§ **PROVIDED INFORMATION**
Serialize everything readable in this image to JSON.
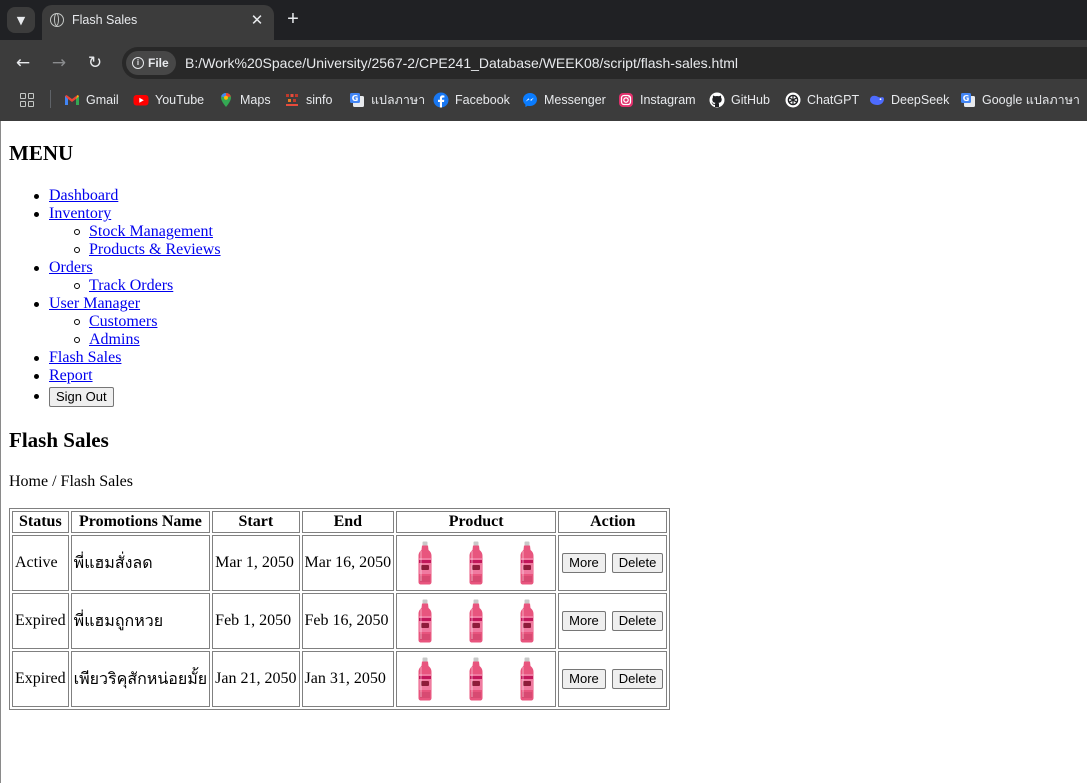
{
  "browser": {
    "tab_title": "Flash Sales",
    "file_chip": "File",
    "url": "B:/Work%20Space/University/2567-2/CPE241_Database/WEEK08/script/flash-sales.html",
    "bookmarks": [
      {
        "label": "Gmail",
        "icon": "gmail-icon",
        "color": "#ea4335"
      },
      {
        "label": "YouTube",
        "icon": "youtube-icon",
        "color": "#ff0000"
      },
      {
        "label": "Maps",
        "icon": "maps-icon",
        "color": "#34a853"
      },
      {
        "label": "sinfo",
        "icon": "sinfo-icon",
        "color": "#c0392b"
      },
      {
        "label": "แปลภาษา",
        "icon": "google-translate-icon",
        "color": "#4285f4"
      },
      {
        "label": "Facebook",
        "icon": "facebook-icon",
        "color": "#1877f2"
      },
      {
        "label": "Messenger",
        "icon": "messenger-icon",
        "color": "#0a7cff"
      },
      {
        "label": "Instagram",
        "icon": "instagram-icon",
        "color": "#e1306c"
      },
      {
        "label": "GitHub",
        "icon": "github-icon",
        "color": "#ffffff"
      },
      {
        "label": "ChatGPT",
        "icon": "chatgpt-icon",
        "color": "#ffffff"
      },
      {
        "label": "DeepSeek",
        "icon": "deepseek-icon",
        "color": "#4d6bfe"
      },
      {
        "label": "Google แปลภาษา",
        "icon": "google-translate-icon",
        "color": "#4285f4"
      }
    ]
  },
  "menu": {
    "title": "MENU",
    "items": [
      {
        "label": "Dashboard"
      },
      {
        "label": "Inventory",
        "children": [
          "Stock Management",
          "Products & Reviews"
        ]
      },
      {
        "label": "Orders",
        "children": [
          "Track Orders"
        ]
      },
      {
        "label": "User Manager",
        "children": [
          "Customers",
          "Admins"
        ]
      },
      {
        "label": "Flash Sales"
      },
      {
        "label": "Report"
      }
    ],
    "sign_out": "Sign Out"
  },
  "page": {
    "title": "Flash Sales",
    "breadcrumb": "Home / Flash Sales"
  },
  "table": {
    "headers": [
      "Status",
      "Promotions Name",
      "Start",
      "End",
      "Product",
      "Action"
    ],
    "rows": [
      {
        "status": "Active",
        "name": "พี่แฮมสั่งลด",
        "start": "Mar 1, 2050",
        "end": "Mar 16, 2050"
      },
      {
        "status": "Expired",
        "name": "พี่แฮมถูกหวย",
        "start": "Feb 1, 2050",
        "end": "Feb 16, 2050"
      },
      {
        "status": "Expired",
        "name": "เพียวริคุสักหน่อยมั้ย",
        "start": "Jan 21, 2050",
        "end": "Jan 31, 2050"
      }
    ],
    "more_label": "More",
    "delete_label": "Delete",
    "product_image": "pink-drink-bottle-icon"
  }
}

§ **SHORT EXERCISE**
Write out all the entries word for word, but skip any images.

§ **COMPLETE ANSWER**
Serialize everything readable in this image to JSON.
{
  "browser": {
    "tab_title": "Flash Sales",
    "file_chip": "File",
    "url": "B:/Work%20Space/University/2567-2/CPE241_Database/WEEK08/script/flash-sales.html",
    "bookmarks": [
      {
        "label": "Gmail",
        "icon": "gmail-icon",
        "color": "#ea4335"
      },
      {
        "label": "YouTube",
        "icon": "youtube-icon",
        "color": "#ff0000"
      },
      {
        "label": "Maps",
        "icon": "maps-icon",
        "color": "#34a853"
      },
      {
        "label": "sinfo",
        "icon": "sinfo-icon",
        "color": "#c0392b"
      },
      {
        "label": "แปลภาษา",
        "icon": "google-translate-icon",
        "color": "#4285f4"
      },
      {
        "label": "Facebook",
        "icon": "facebook-icon",
        "color": "#1877f2"
      },
      {
        "label": "Messenger",
        "icon": "messenger-icon",
        "color": "#0a7cff"
      },
      {
        "label": "Instagram",
        "icon": "instagram-icon",
        "color": "#e1306c"
      },
      {
        "label": "GitHub",
        "icon": "github-icon",
        "color": "#ffffff"
      },
      {
        "label": "ChatGPT",
        "icon": "chatgpt-icon",
        "color": "#ffffff"
      },
      {
        "label": "DeepSeek",
        "icon": "deepseek-icon",
        "color": "#4d6bfe"
      },
      {
        "label": "Google แปลภาษา",
        "icon": "google-translate-icon",
        "color": "#4285f4"
      }
    ]
  },
  "menu": {
    "title": "MENU",
    "items": [
      {
        "label": "Dashboard"
      },
      {
        "label": "Inventory",
        "children": [
          "Stock Management",
          "Products & Reviews"
        ]
      },
      {
        "label": "Orders",
        "children": [
          "Track Orders"
        ]
      },
      {
        "label": "User Manager",
        "children": [
          "Customers",
          "Admins"
        ]
      },
      {
        "label": "Flash Sales"
      },
      {
        "label": "Report"
      }
    ],
    "sign_out": "Sign Out"
  },
  "page": {
    "title": "Flash Sales",
    "breadcrumb": "Home / Flash Sales"
  },
  "table": {
    "headers": [
      "Status",
      "Promotions Name",
      "Start",
      "End",
      "Product",
      "Action"
    ],
    "rows": [
      {
        "status": "Active",
        "name": "พี่แฮมสั่งลด",
        "start": "Mar 1, 2050",
        "end": "Mar 16, 2050"
      },
      {
        "status": "Expired",
        "name": "พี่แฮมถูกหวย",
        "start": "Feb 1, 2050",
        "end": "Feb 16, 2050"
      },
      {
        "status": "Expired",
        "name": "เพียวริคุสักหน่อยมั้ย",
        "start": "Jan 21, 2050",
        "end": "Jan 31, 2050"
      }
    ],
    "more_label": "More",
    "delete_label": "Delete",
    "product_image": "pink-drink-bottle-icon"
  }
}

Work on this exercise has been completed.